Copy each line below in which the string "вещества" occurs.

--- begin ---

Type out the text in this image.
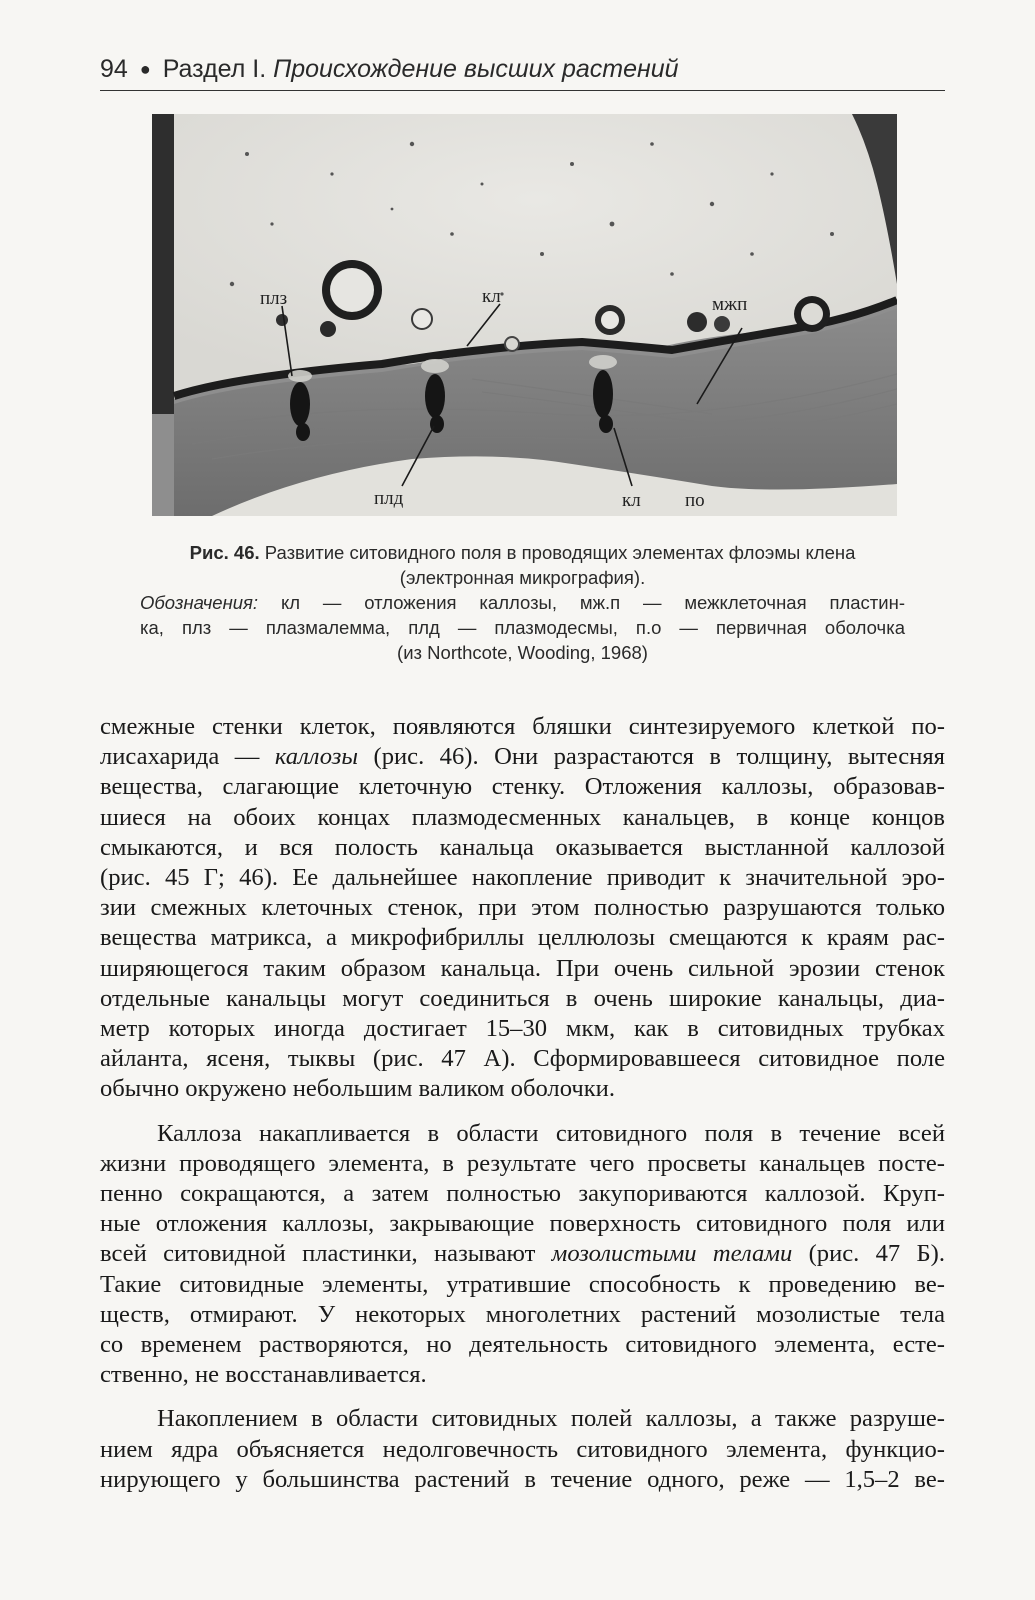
94 ● Раздел I. Происхождение высших растений
плз	кл	мжп
плд	кл по

Рис. 46. Развитие ситовидного поля в проводящих элементах флоэмы клена

(электронная микрография).

Обозначения: кл — отложения каллозы, мж.п — межклеточная пластин-

ка, плз — плазмалемма, плд — плазмодесмы, п.о — первичная оболочка

(из Northcote, Wooding, 1968)

смежные стенки клеток, появляются бляшки синтезируемого клеткой по-
лисахарида — каллозы (рис. 46). Они разрастаются в толщину, вытесняя
вещества, слагающие клеточную стенку. Отложения каллозы, образовав-
шиеся на обоих концах плазмодесменных канальцев, в конце концов
смыкаются, и вся полость канальца оказывается выстланной каллозой
(рис. 45 Г; 46). Ее дальнейшее накопление приводит к значительной эро-
зии смежных клеточных стенок, при этом полностью разрушаются только
вещества матрикса, а микрофибриллы целлюлозы смещаются к краям рас-
ширяющегося таким образом канальца. При очень сильной эрозии стенок
отдельные канальцы могут соединиться в очень широкие канальцы, диа-
метр которых иногда достигает 15–30 мкм, как в ситовидных трубках
айланта, ясеня, тыквы (рис. 47 А). Сформировавшееся ситовидное поле
обычно окружено небольшим валиком оболочки.
Каллоза накапливается в области ситовидного поля в течение всей
жизни проводящего элемента, в результате чего просветы канальцев посте-
пенно сокращаются, а затем полностью закупориваются каллозой. Круп-
ные отложения каллозы, закрывающие поверхность ситовидного поля или
всей ситовидной пластинки, называют мозолистыми телами (рис. 47 Б).
Такие ситовидные элементы, утратившие способность к проведению ве-
ществ, отмирают. У некоторых многолетних растений мозолистые тела
со временем растворяются, но деятельность ситовидного элемента, есте-
ственно, не восстанавливается.
Накоплением в области ситовидных полей каллозы, а также разруше-
нием ядра объясняется недолговечность ситовидного элемента, функцио-
нирующего у большинства растений в течение одного, реже — 1,5–2 ве-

--- end ---

§ **Written reply**
вещества, слагающие клеточную стенку. Отложения каллозы, образовав-
вещества матрикса, а микрофибриллы целлюлозы смещаются к краям рас-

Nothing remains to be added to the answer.